*** Information supplied

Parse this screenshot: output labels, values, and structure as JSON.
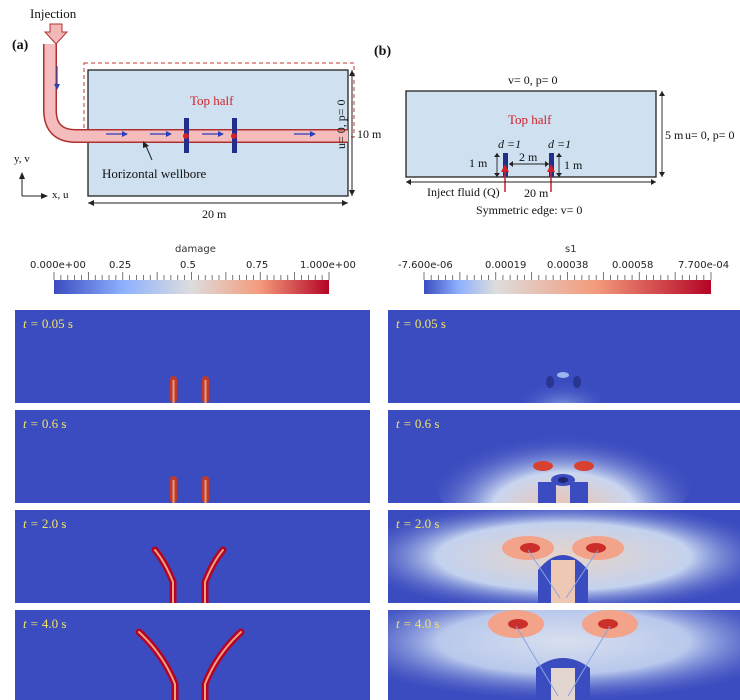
{
  "panel_a": {
    "label": "(a)",
    "injection": "Injection",
    "top_half": "Top half",
    "wellbore": "Horizontal wellbore",
    "height": "10 m",
    "width": "20 m",
    "axis_y": "y, v",
    "axis_x": "x, u"
  },
  "panel_b": {
    "label": "(b)",
    "top_bc": "v= 0, p= 0",
    "left_bc": "u= 0, p= 0",
    "right_bc": "u= 0, p= 0",
    "top_half": "Top half",
    "height": "5 m",
    "d1": "d =1",
    "d2": "d =1",
    "spacing": "2 m",
    "crack_left": "1 m",
    "crack_right": "1 m",
    "inject": "Inject fluid (Q)",
    "width": "20 m",
    "bottom_bc": "Symmetric edge:  v= 0"
  },
  "colorbars": {
    "damage": {
      "title": "damage",
      "ticks": [
        "0.000e+00",
        "0.25",
        "0.5",
        "0.75",
        "1.000e+00"
      ]
    },
    "s1": {
      "title": "s1",
      "ticks": [
        "-7.600e-06",
        "0.00019",
        "0.00038",
        "0.00058",
        "7.700e-04"
      ]
    }
  },
  "snapshots": {
    "times": [
      "0.05 s",
      "0.6 s",
      "2.0 s",
      "4.0 s"
    ],
    "t_symbol": "t =",
    "colors": {
      "background": "#3b4cc0",
      "crack": "#b40426",
      "stress_low": "#dfe6f2",
      "stress_high": "#e0453a"
    }
  }
}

******

**Problem to solve:**
Copy each line exactly, and leave the pictures out of your copy.

**Task response:**
Parse this screenshot: output labels, values, and structure as JSON.
{
  "panel_a": {
    "label": "(a)",
    "injection": "Injection",
    "top_half": "Top half",
    "wellbore": "Horizontal wellbore",
    "height": "10 m",
    "width": "20 m",
    "axis_y": "y, v",
    "axis_x": "x, u"
  },
  "panel_b": {
    "label": "(b)",
    "top_bc": "v= 0, p= 0",
    "left_bc": "u= 0, p= 0",
    "right_bc": "u= 0, p= 0",
    "top_half": "Top half",
    "height": "5 m",
    "d1": "d =1",
    "d2": "d =1",
    "spacing": "2 m",
    "crack_left": "1 m",
    "crack_right": "1 m",
    "inject": "Inject fluid (Q)",
    "width": "20 m",
    "bottom_bc": "Symmetric edge:  v= 0"
  },
  "colorbars": {
    "damage": {
      "title": "damage",
      "ticks": [
        "0.000e+00",
        "0.25",
        "0.5",
        "0.75",
        "1.000e+00"
      ]
    },
    "s1": {
      "title": "s1",
      "ticks": [
        "-7.600e-06",
        "0.00019",
        "0.00038",
        "0.00058",
        "7.700e-04"
      ]
    }
  },
  "snapshots": {
    "times": [
      "0.05 s",
      "0.6 s",
      "2.0 s",
      "4.0 s"
    ],
    "t_symbol": "t =",
    "colors": {
      "background": "#3b4cc0",
      "crack": "#b40426",
      "stress_low": "#dfe6f2",
      "stress_high": "#e0453a"
    }
  }
}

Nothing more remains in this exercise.